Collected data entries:
********

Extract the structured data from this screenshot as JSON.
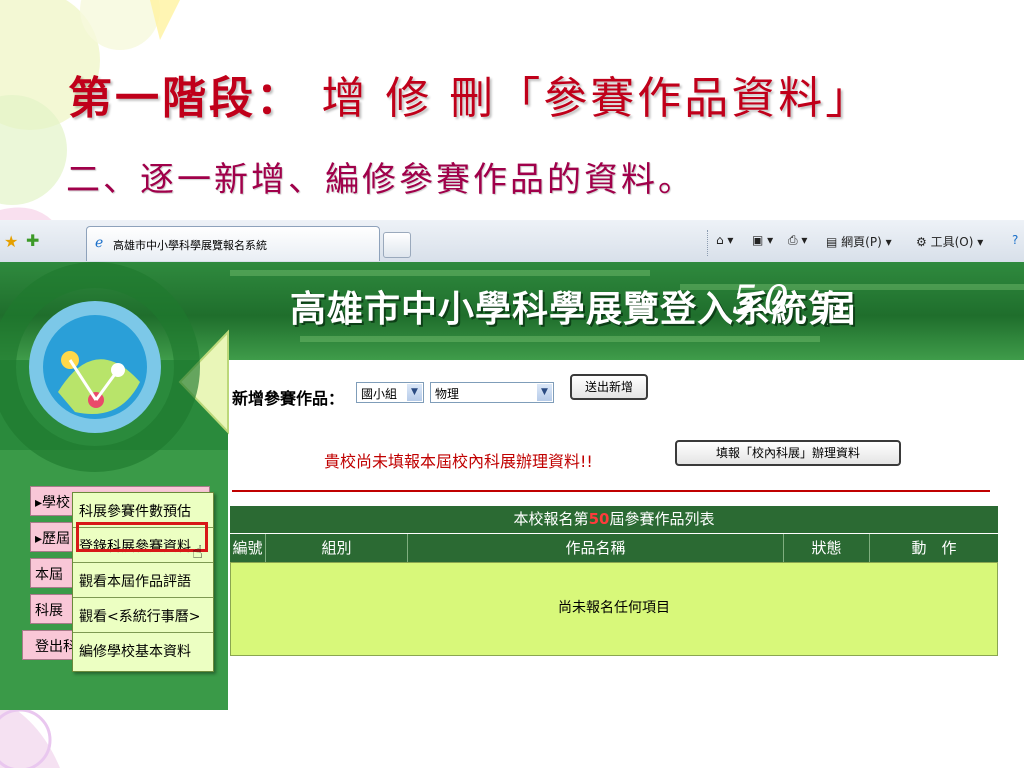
{
  "slide": {
    "title_bold": "第一階段：",
    "title_rest": "增 修 刪「參賽作品資料」",
    "subtitle": "二、逐一新增、編修參賽作品的資料。"
  },
  "browser": {
    "tab_title": "高雄市中小學科學展覽報名系統",
    "toolbar": {
      "page_menu": "網頁(P)",
      "tools_menu": "工具(O)"
    }
  },
  "banner": {
    "title": "高雄市中小學科學展覽登入系統第",
    "number": "50",
    "unit": "屆"
  },
  "form": {
    "label": "新增參賽作品：",
    "group_select": "國小組",
    "subject_select": "物理",
    "submit_label": "送出新增"
  },
  "notice": {
    "text": "貴校尚未填報本屆校內科展辦理資料!!",
    "button_label": "填報「校內科展」辦理資料"
  },
  "sidebar": {
    "items": [
      "▸學校",
      "▸歷屆",
      "本屆",
      "科展",
      "登出科展報名系統"
    ]
  },
  "popup": {
    "items": [
      "科展參賽件數預估",
      "登錄科展參賽資料",
      "觀看本屆作品評語",
      "觀看<系統行事曆>",
      "編修學校基本資料"
    ]
  },
  "table": {
    "caption_prefix": "本校報名第",
    "caption_number": "50",
    "caption_suffix": "屆參賽作品列表",
    "headers": [
      "編號",
      "組別",
      "作品名稱",
      "狀態",
      "動　作"
    ],
    "empty_message": "尚未報名任何項目"
  },
  "colors": {
    "title_red": "#c0001a",
    "subtitle_magenta": "#a0004a",
    "banner_green": "#1f6e2c",
    "table_green": "#2b6a33",
    "table_body": "#d8f87a",
    "highlight_box": "#d81818"
  }
}
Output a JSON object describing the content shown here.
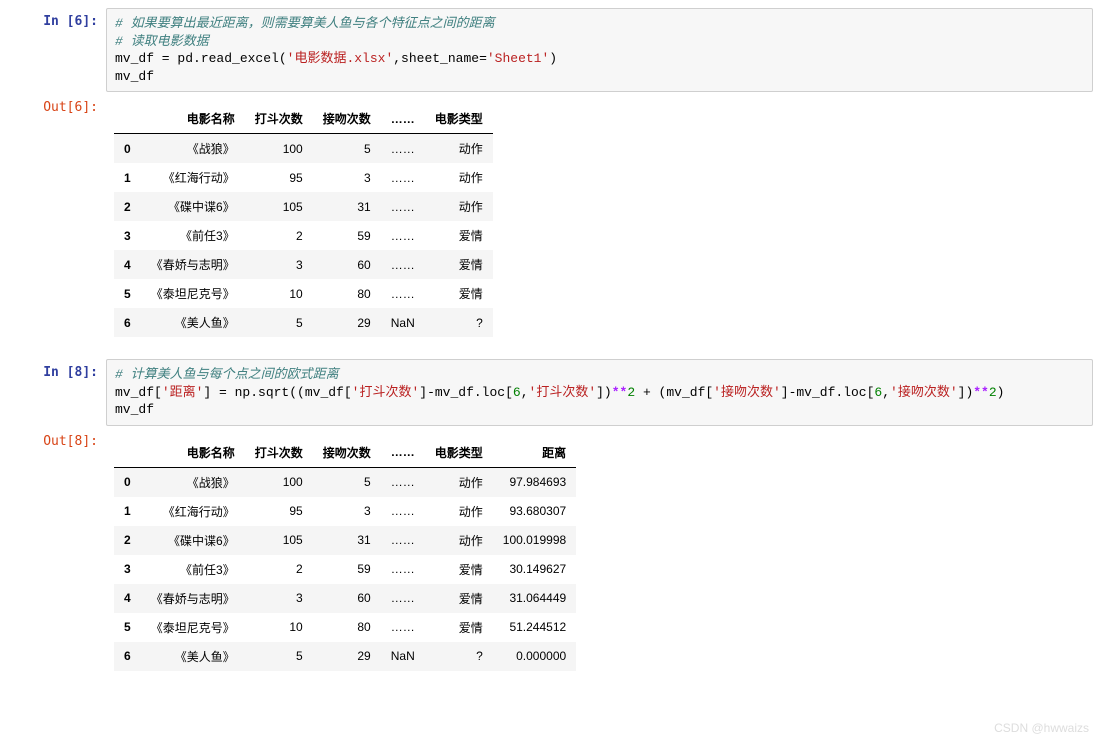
{
  "cells": [
    {
      "in_prompt": "In  [6]:",
      "out_prompt": "Out[6]:",
      "code": [
        {
          "t": "comment",
          "v": "# 如果要算出最近距离，则需要算美人鱼与各个特征点之间的距离"
        },
        {
          "t": "nl"
        },
        {
          "t": "comment",
          "v": "# 读取电影数据"
        },
        {
          "t": "nl"
        },
        {
          "t": "plain",
          "v": "mv_df = pd.read_excel("
        },
        {
          "t": "str",
          "v": "'电影数据.xlsx'"
        },
        {
          "t": "plain",
          "v": ",sheet_name="
        },
        {
          "t": "str",
          "v": "'Sheet1'"
        },
        {
          "t": "plain",
          "v": ")"
        },
        {
          "t": "nl"
        },
        {
          "t": "plain",
          "v": "mv_df"
        }
      ],
      "table": {
        "headers": [
          "",
          "电影名称",
          "打斗次数",
          "接吻次数",
          "……",
          "电影类型"
        ],
        "rows": [
          [
            "0",
            "《战狼》",
            "100",
            "5",
            "……",
            "动作"
          ],
          [
            "1",
            "《红海行动》",
            "95",
            "3",
            "……",
            "动作"
          ],
          [
            "2",
            "《碟中谍6》",
            "105",
            "31",
            "……",
            "动作"
          ],
          [
            "3",
            "《前任3》",
            "2",
            "59",
            "……",
            "爱情"
          ],
          [
            "4",
            "《春娇与志明》",
            "3",
            "60",
            "……",
            "爱情"
          ],
          [
            "5",
            "《泰坦尼克号》",
            "10",
            "80",
            "……",
            "爱情"
          ],
          [
            "6",
            "《美人鱼》",
            "5",
            "29",
            "NaN",
            "?"
          ]
        ]
      }
    },
    {
      "in_prompt": "In  [8]:",
      "out_prompt": "Out[8]:",
      "code": [
        {
          "t": "comment",
          "v": "# 计算美人鱼与每个点之间的欧式距离"
        },
        {
          "t": "nl"
        },
        {
          "t": "plain",
          "v": "mv_df["
        },
        {
          "t": "str",
          "v": "'距离'"
        },
        {
          "t": "plain",
          "v": "] = np.sqrt((mv_df["
        },
        {
          "t": "str",
          "v": "'打斗次数'"
        },
        {
          "t": "plain",
          "v": "]-mv_df.loc["
        },
        {
          "t": "num",
          "v": "6"
        },
        {
          "t": "plain",
          "v": ","
        },
        {
          "t": "str",
          "v": "'打斗次数'"
        },
        {
          "t": "plain",
          "v": "])"
        },
        {
          "t": "op",
          "v": "**"
        },
        {
          "t": "num",
          "v": "2"
        },
        {
          "t": "plain",
          "v": " + (mv_df["
        },
        {
          "t": "str",
          "v": "'接吻次数'"
        },
        {
          "t": "plain",
          "v": "]-mv_df.loc["
        },
        {
          "t": "num",
          "v": "6"
        },
        {
          "t": "plain",
          "v": ","
        },
        {
          "t": "str",
          "v": "'接吻次数'"
        },
        {
          "t": "plain",
          "v": "])"
        },
        {
          "t": "op",
          "v": "**"
        },
        {
          "t": "num",
          "v": "2"
        },
        {
          "t": "plain",
          "v": ")"
        },
        {
          "t": "nl"
        },
        {
          "t": "plain",
          "v": "mv_df"
        }
      ],
      "table": {
        "headers": [
          "",
          "电影名称",
          "打斗次数",
          "接吻次数",
          "……",
          "电影类型",
          "距离"
        ],
        "rows": [
          [
            "0",
            "《战狼》",
            "100",
            "5",
            "……",
            "动作",
            "97.984693"
          ],
          [
            "1",
            "《红海行动》",
            "95",
            "3",
            "……",
            "动作",
            "93.680307"
          ],
          [
            "2",
            "《碟中谍6》",
            "105",
            "31",
            "……",
            "动作",
            "100.019998"
          ],
          [
            "3",
            "《前任3》",
            "2",
            "59",
            "……",
            "爱情",
            "30.149627"
          ],
          [
            "4",
            "《春娇与志明》",
            "3",
            "60",
            "……",
            "爱情",
            "31.064449"
          ],
          [
            "5",
            "《泰坦尼克号》",
            "10",
            "80",
            "……",
            "爱情",
            "51.244512"
          ],
          [
            "6",
            "《美人鱼》",
            "5",
            "29",
            "NaN",
            "?",
            "0.000000"
          ]
        ]
      }
    }
  ],
  "watermark": "CSDN @hwwaizs"
}
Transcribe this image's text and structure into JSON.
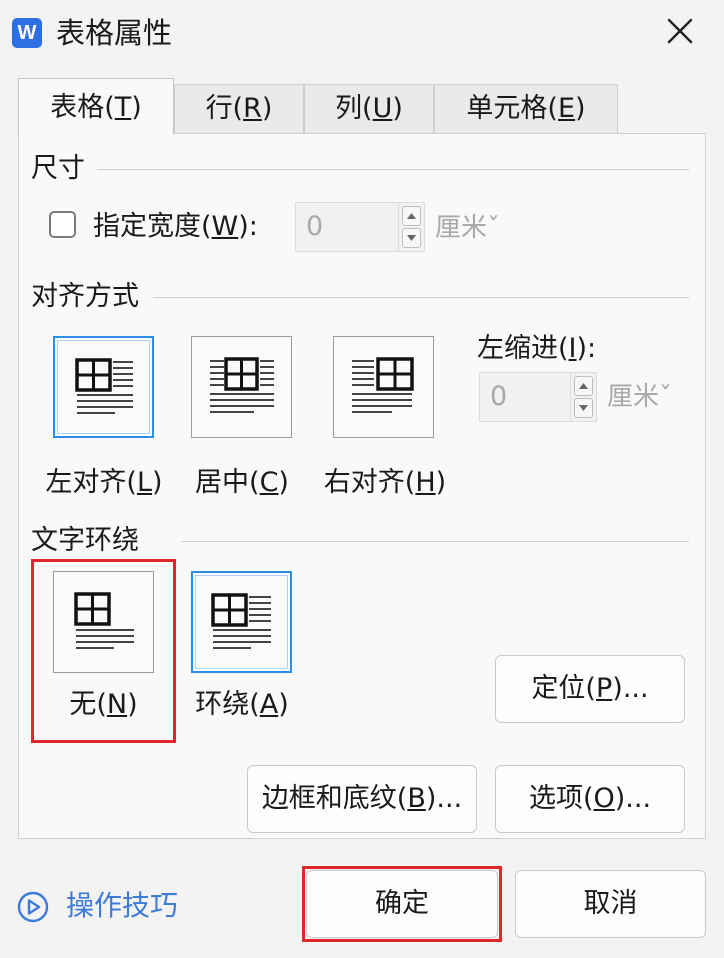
{
  "window": {
    "title": "表格属性",
    "app_icon_letter": "W",
    "close_symbol": "×"
  },
  "tabs": [
    {
      "label": "表格(",
      "key": "T",
      "suffix": ")",
      "active": true
    },
    {
      "label": "行(",
      "key": "R",
      "suffix": ")",
      "active": false
    },
    {
      "label": "列(",
      "key": "U",
      "suffix": ")",
      "active": false
    },
    {
      "label": "单元格(",
      "key": "E",
      "suffix": ")",
      "active": false
    }
  ],
  "size": {
    "group_label": "尺寸",
    "width_checkbox_label_prefix": "指定宽度(",
    "width_checkbox_key": "W",
    "width_checkbox_label_suffix": "):",
    "width_checked": false,
    "width_value": "0",
    "width_unit": "厘米"
  },
  "alignment": {
    "group_label": "对齐方式",
    "options": [
      {
        "prefix": "左对齐(",
        "key": "L",
        "suffix": ")",
        "selected": true
      },
      {
        "prefix": "居中(",
        "key": "C",
        "suffix": ")",
        "selected": false
      },
      {
        "prefix": "右对齐(",
        "key": "H",
        "suffix": ")",
        "selected": false
      }
    ],
    "indent_label_prefix": "左缩进(",
    "indent_key": "I",
    "indent_label_suffix": "):",
    "indent_value": "0",
    "indent_unit": "厘米"
  },
  "wrapping": {
    "group_label": "文字环绕",
    "options": [
      {
        "prefix": "无(",
        "key": "N",
        "suffix": ")",
        "selected": false
      },
      {
        "prefix": "环绕(",
        "key": "A",
        "suffix": ")",
        "selected": true
      }
    ]
  },
  "buttons": {
    "position": {
      "prefix": "定位(",
      "key": "P",
      "suffix": ")..."
    },
    "borders": {
      "prefix": "边框和底纹(",
      "key": "B",
      "suffix": ")..."
    },
    "options": {
      "prefix": "选项(",
      "key": "O",
      "suffix": ")..."
    },
    "ok": "确定",
    "cancel": "取消"
  },
  "tips": {
    "label": "操作技巧",
    "icon": "play-circle-icon"
  },
  "colors": {
    "accent_blue": "#2d8ee8",
    "highlight_red": "#e0262c",
    "tips_blue": "#3d7bd8",
    "app_icon_blue": "#2f6fe4"
  }
}
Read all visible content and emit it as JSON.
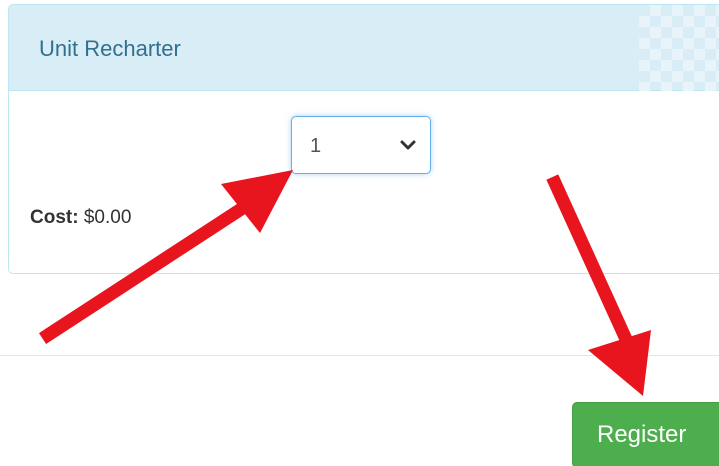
{
  "panel": {
    "title": "Unit Recharter"
  },
  "selector": {
    "value": "1",
    "icon": "chevron-down-icon"
  },
  "cost": {
    "label": "Cost:",
    "value": "$0.00"
  },
  "footer": {
    "register_label": "Register"
  },
  "colors": {
    "panel_heading_bg": "#d9edf7",
    "panel_title": "#31708f",
    "button_green": "#4cae4c",
    "arrow_red": "#e8141e"
  }
}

********

→ **Instruction**: Extract, word for word, every line from the one containing "Read all visible content and emit it as JSON." to the end of the data above, both ends included, and leave out the pictures.

→ **Exercise result**:
Read all visible content and emit it as JSON.
{
  "panel": {
    "title": "Unit Recharter"
  },
  "selector": {
    "value": "1",
    "icon": "chevron-down-icon"
  },
  "cost": {
    "label": "Cost:",
    "value": "$0.00"
  },
  "footer": {
    "register_label": "Register"
  },
  "colors": {
    "panel_heading_bg": "#d9edf7",
    "panel_title": "#31708f",
    "button_green": "#4cae4c",
    "arrow_red": "#e8141e"
  }
}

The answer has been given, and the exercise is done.